(Stored records)
++++++

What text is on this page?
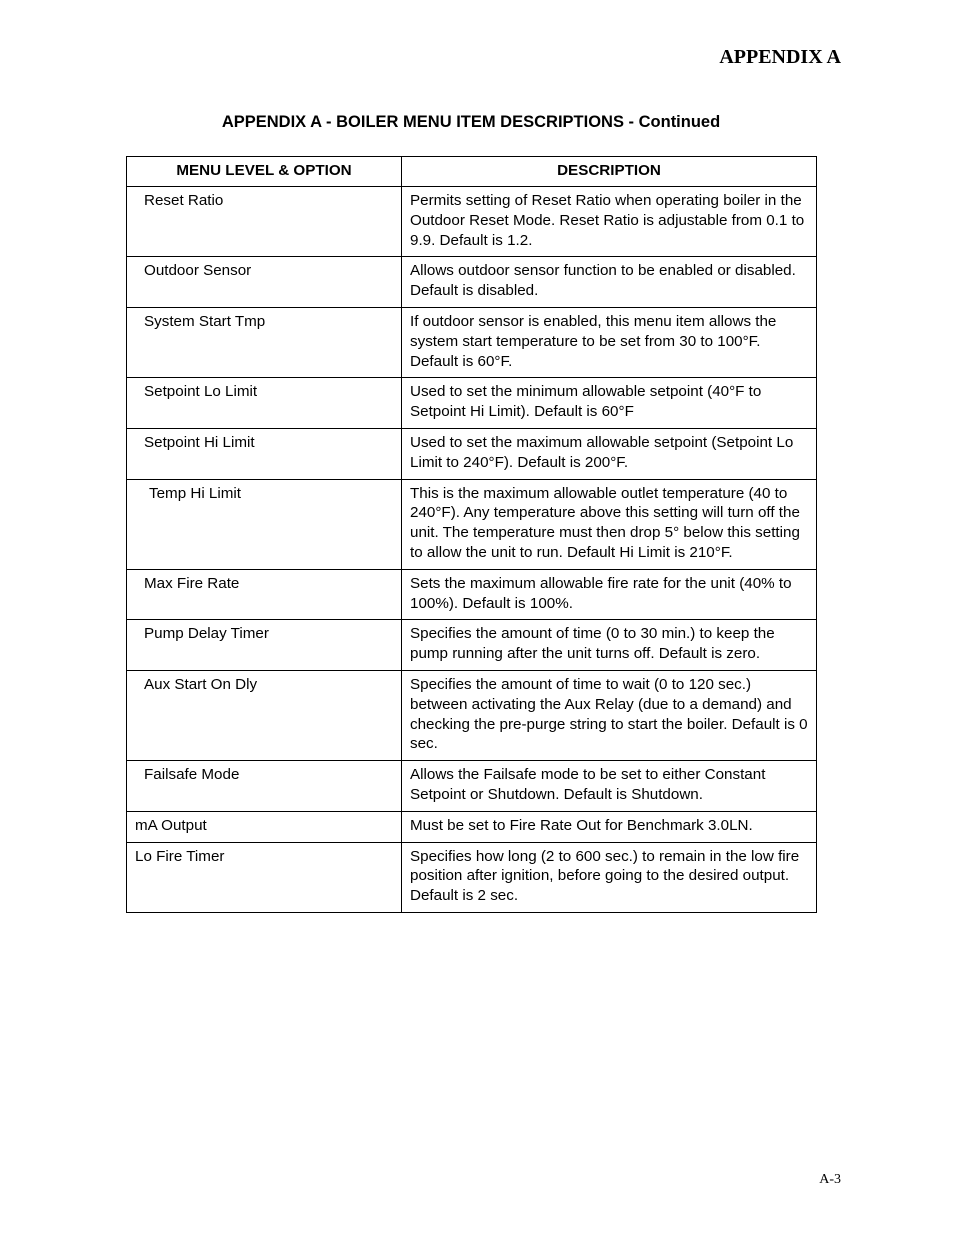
APPENDIX A
APPENDIX A - BOILER MENU ITEM DESCRIPTIONS - Continued
MENU LEVEL & OPTION	DESCRIPTION
Reset Ratio	Permits setting of Reset Ratio when operating boiler in the Outdoor Reset Mode. Reset Ratio is adjustable from 0.1 to 9.9. Default is 1.2.
Outdoor Sensor	Allows outdoor sensor function to be enabled or disabled. Default is disabled.
System Start Tmp	If outdoor sensor is enabled, this menu item allows the system start temperature to be set from 30 to 100°F. Default is 60°F.
Setpoint Lo Limit	Used to set the minimum allowable setpoint (40°F to Setpoint Hi Limit). Default is 60°F
Setpoint Hi Limit	Used to set the maximum allowable setpoint (Setpoint Lo Limit to 240°F). Default is 200°F.
Temp Hi Limit	This is the maximum allowable outlet temperature (40 to 240°F). Any temperature above this setting will turn off the unit. The temperature must then drop 5° below this setting to allow the unit to run. Default Hi Limit is 210°F.
Max Fire Rate	Sets the maximum allowable fire rate for the unit (40% to 100%). Default is 100%.
Pump Delay Timer	Specifies the amount of time (0 to 30 min.) to keep the pump running after the unit turns off. Default is zero.
Aux Start On Dly	Specifies the amount of time to wait (0 to 120 sec.) between activating the Aux Relay (due to a demand) and checking the pre-purge string to start the boiler. Default is 0 sec.
Failsafe Mode	Allows the Failsafe mode to be set to either Constant Setpoint or Shutdown. Default is Shutdown.
mA Output	Must be set to Fire Rate Out for Benchmark 3.0LN.
Lo Fire Timer	Specifies how long (2 to 600 sec.) to remain in the low fire position after ignition, before going to the desired output. Default is 2 sec.
A-3
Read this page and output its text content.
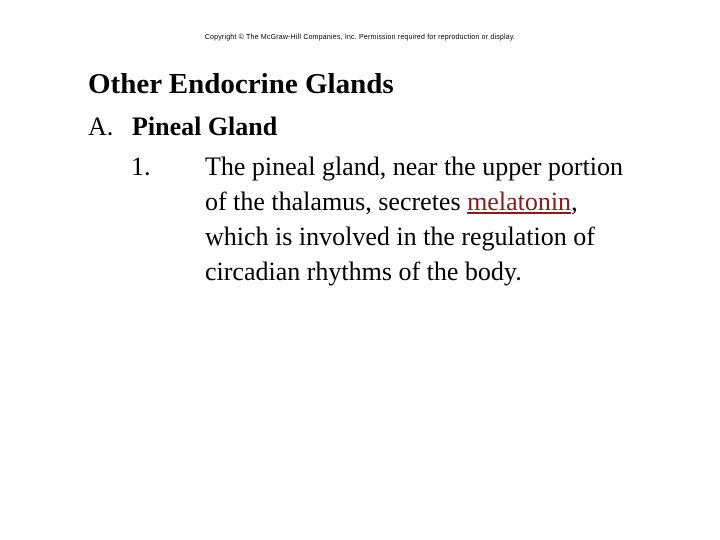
Copyright © The McGraw-Hill Companies, Inc. Permission required for reproduction or display.
Other Endocrine Glands
A. Pineal Gland
1. The pineal gland, near the upper portion
of the thalamus, secretes melatonin,
which is involved in the regulation of
circadian rhythms of the body.
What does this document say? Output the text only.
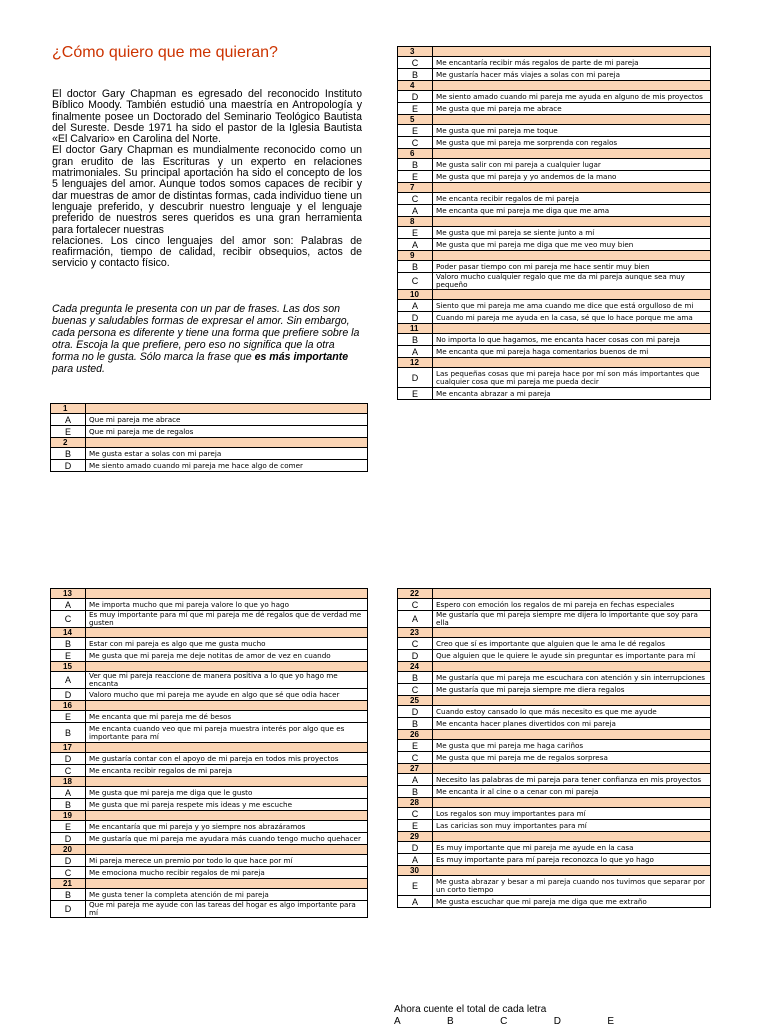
¿Cómo quiero que me quieran?

El doctor Gary Chapman es egresado del reconocido Instituto Bíblico Moody. También estudió una maestría en Antropología y finalmente posee un Doctorado del Seminario Teológico Bautista del Sureste. Desde 1971 ha sido el pastor de la Iglesia Bautista «El Calvario» en Carolina del Norte.

El doctor Gary Chapman es mundialmente reconocido como un gran erudito de las Escrituras y un experto en relaciones matrimoniales. Su principal aportación ha sido el concepto de los 5 lenguajes del amor. Aunque todos somos capaces de recibir y dar muestras de amor de distintas formas, cada individuo tiene un lenguaje preferido, y descubrir nuestro lenguaje y el lenguaje preferido de nuestros seres queridos es una gran herramienta para fortalecer nuestras

relaciones. Los cinco lenguajes del amor son: Palabras de reafirmación, tiempo de calidad, recibir obsequios, actos de servicio y contacto físico.

Cada pregunta le presenta con un par de frases. Las dos son buenas y saludables formas de expresar el amor. Sin embargo, cada persona es diferente y tiene una forma que prefiere sobre la otra. Escoja la que prefiere, pero eso no significa que la otra forma no le gusta. Sólo marca la frase que es más importante para usted.

1	
A	Que mi pareja me abrace
E	Que mi pareja me de regalos
2	
B	Me gusta estar a solas con mi pareja
D	Me siento amado cuando mi pareja me hace algo de comer
3	
C	Me encantaría recibir más regalos de parte de mi pareja
B	Me gustaría hacer más viajes a solas con mi pareja
4	
D	Me siento amado cuando mi pareja me ayuda en alguno de mis proyectos
E	Me gusta que mi pareja me abrace
5	
E	Me gusta que mi pareja me toque
C	Me gusta que mi pareja me sorprenda con regalos
6	
B	Me gusta salir con mi pareja a cualquier lugar
E	Me gusta que mi pareja y yo andemos de la mano
7	
C	Me encanta recibir regalos de mi pareja
A	Me encanta que mi pareja me diga que me ama
8	
E	Me gusta que mi pareja se siente junto a mí
A	Me gusta que mi pareja me diga que me veo muy bien
9	
B	Poder pasar tiempo con mi pareja me hace sentir muy bien
C	Valoro mucho cualquier regalo que me da mi pareja aunque sea muy pequeño
10	
A	Siento que mi pareja me ama cuando me dice que está orgulloso de mi
D	Cuando mi pareja me ayuda en la casa, sé que lo hace porque me ama
11	
B	No importa lo que hagamos, me encanta hacer cosas con mi pareja
A	Me encanta que mi pareja haga comentarios buenos de mi
12	
D	Las pequeñas cosas que mi pareja hace por mí son más importantes que cualquier cosa que mi pareja me pueda decir
E	Me encanta abrazar a mi pareja
13	
A	Me importa mucho que mi pareja valore lo que yo hago
C	Es muy importante para mí que mi pareja me dé regalos que de verdad me gusten
14	
B	Estar con mi pareja es algo que me gusta mucho
E	Me gusta que mi pareja me deje notitas de amor de vez en cuando
15	
A	Ver que mi pareja reaccione de manera positiva a lo que yo hago me encanta
D	Valoro mucho que mi pareja me ayude en algo que sé que odia hacer
16	
E	Me encanta que mi pareja me dé besos
B	Me encanta cuando veo que mi pareja muestra interés por algo que es importante para mí
17	
D	Me gustaría contar con el apoyo de mi pareja en todos mis proyectos
C	Me encanta recibir regalos de mi pareja
18	
A	Me gusta que mi pareja me diga que le gusto
B	Me gusta que mi pareja respete mis ideas y me escuche
19	
E	Me encantaría que mi pareja y yo siempre nos abrazáramos
D	Me gustaría que mi pareja me ayudara más cuando tengo mucho quehacer
20	
D	Mi pareja merece un premio por todo lo que hace por mí
C	Me emociona mucho recibir regalos de mi pareja
21	
B	Me gusta tener la completa atención de mi pareja
D	Que mi pareja me ayude con las tareas del hogar es algo importante para mí
22	
C	Espero con emoción los regalos de mi pareja en fechas especiales
A	Me gustaría que mi pareja siempre me dijera lo importante que soy para ella
23	
C	Creo que sí es importante que alguien que le ama le dé regalos
D	Que alguien que le quiere le ayude sin preguntar es importante para mí
24	
B	Me gustaría que mi pareja me escuchara con atención y sin interrupciones
C	Me gustaría que mi pareja siempre me diera regalos
25	
D	Cuando estoy cansado lo que más necesito es que me ayude
B	Me encanta hacer planes divertidos con mi pareja
26	
E	Me gusta que mi pareja me haga cariños
C	Me gusta que mi pareja me de regalos sorpresa
27	
A	Necesito las palabras de mi pareja para tener confianza en mis proyectos
B	Me encanta ir al cine o a cenar con mi pareja
28	
C	Los regalos son muy importantes para mí
E	Las caricias son muy importantes para mí
29	
D	Es muy importante que mi pareja me ayude en la casa
A	Es muy importante para mí pareja reconozca lo que yo hago
30	
E	Me gusta abrazar y besar a mi pareja cuando nos tuvimos que separar por un corto tiempo
A	Me gusta escuchar que mi pareja me diga que me extraño
Ahora cuente el total de cada letra
A	B	C	D	E
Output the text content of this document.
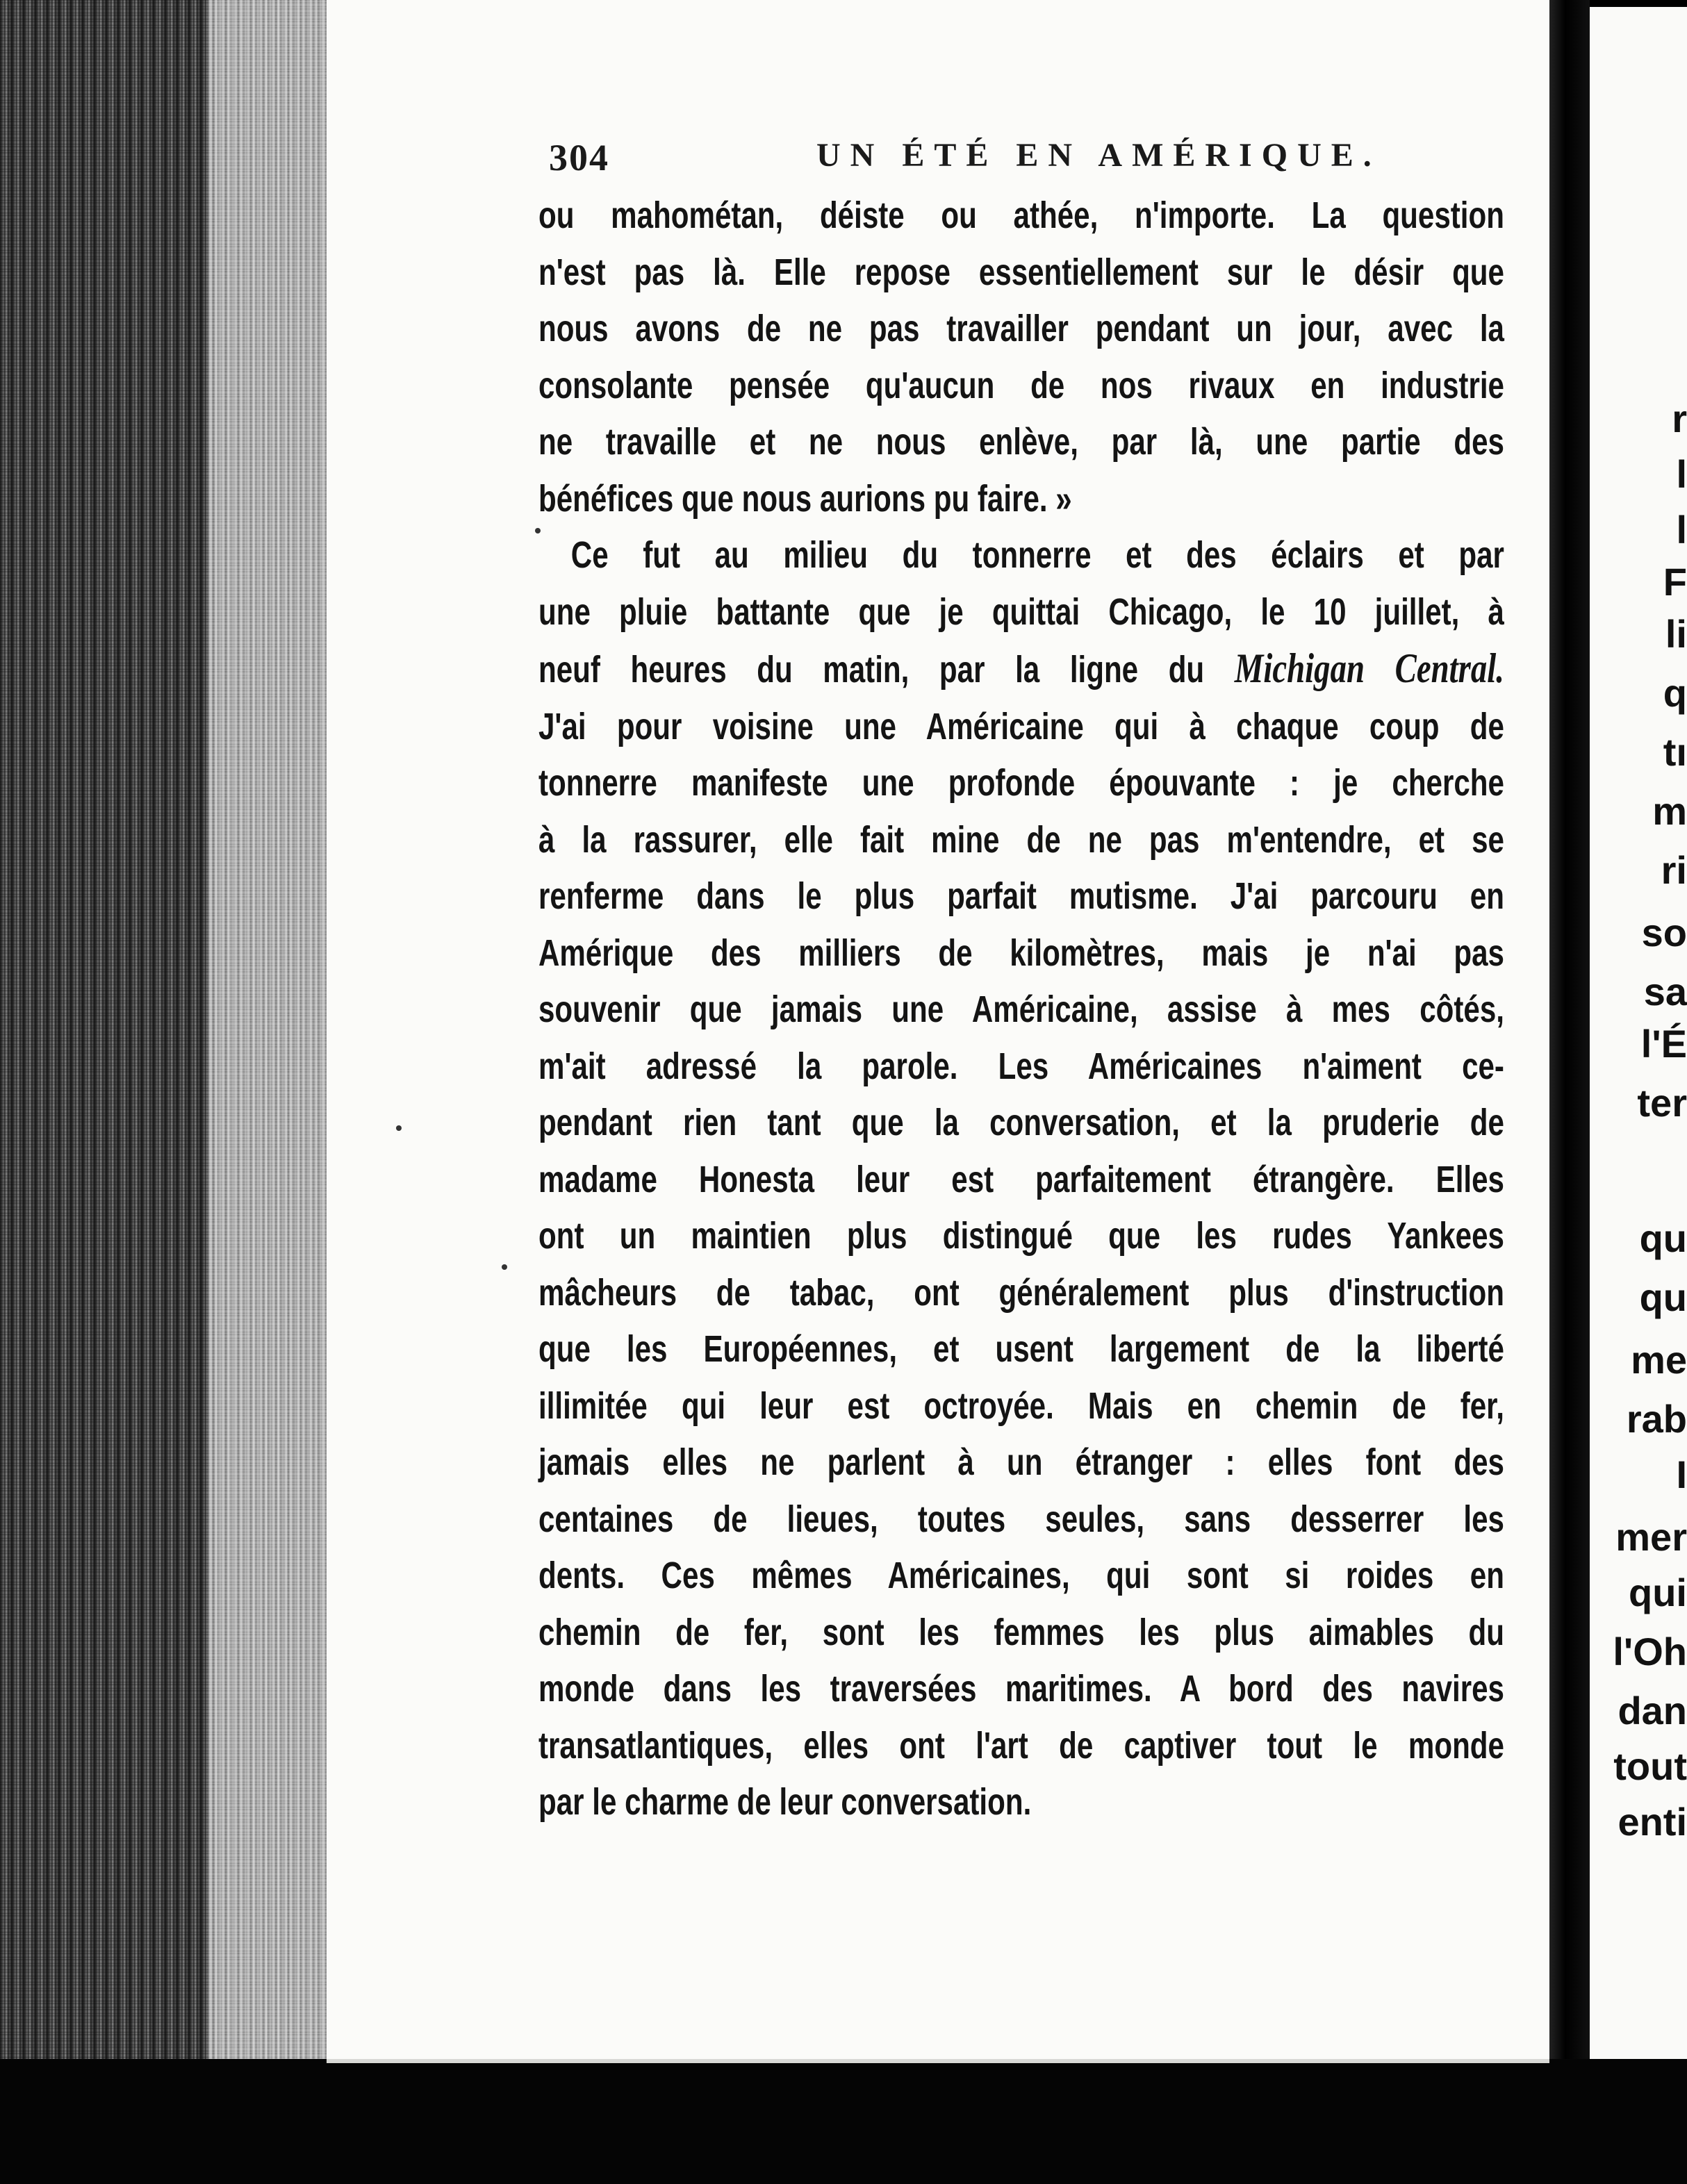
304	UN ÉTÉ EN AMÉRIQUE.
ou mahométan, déiste ou athée, n'importe. La question
n'est pas là. Elle repose essentiellement sur le désir que
nous avons de ne pas travailler pendant un jour, avec la
consolante pensée qu'aucun de nos rivaux en industrie
ne travaille et ne nous enlève, par là, une partie des
bénéfices que nous aurions pu faire. »
Ce fut au milieu du tonnerre et des éclairs et par
une pluie battante que je quittai Chicago, le 10 juillet, à
neuf heures du matin, par la ligne du Michigan Central.
J'ai pour voisine une Américaine qui à chaque coup de
tonnerre manifeste une profonde épouvante : je cherche
à la rassurer, elle fait mine de ne pas m'entendre, et se
renferme dans le plus parfait mutisme. J'ai parcouru en
Amérique des milliers de kilomètres, mais je n'ai pas
souvenir que jamais une Américaine, assise à mes côtés,
m'ait adressé la parole. Les Américaines n'aiment ce-
pendant rien tant que la conversation, et la pruderie de
madame Honesta leur est parfaitement étrangère. Elles
ont un maintien plus distingué que les rudes Yankees
mâcheurs de tabac, ont généralement plus d'instruction
que les Européennes, et usent largement de la liberté
illimitée qui leur est octroyée. Mais en chemin de fer,
jamais elles ne parlent à un étranger : elles font des
centaines de lieues, toutes seules, sans desserrer les
dents. Ces mêmes Américaines, qui sont si roides en
chemin de fer, sont les femmes les plus aimables du
monde dans les traversées maritimes. A bord des navires
transatlantiques, elles ont l'art de captiver tout le monde
par le charme de leur conversation.
r
l
l
F
li
q
tı
m
ri
so
sa
l'É
ter
qu
qu
me
rab
I
mer
qui
l'Oh
dan
tout
enti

++++++

Work instructions: Reproduce each line from the records that contains the word "amount".

The solution:
Pump Delay Timer	Specifies the amount of time (0 to 30 min.) to keep the pump running after the unit turns off. Default is zero.
Aux Start On Dly	Specifies the amount of time to wait (0 to 120 sec.) between activating the Aux Relay (due to a demand) and checking the pre-purge string to start the boiler. Default is 0 sec.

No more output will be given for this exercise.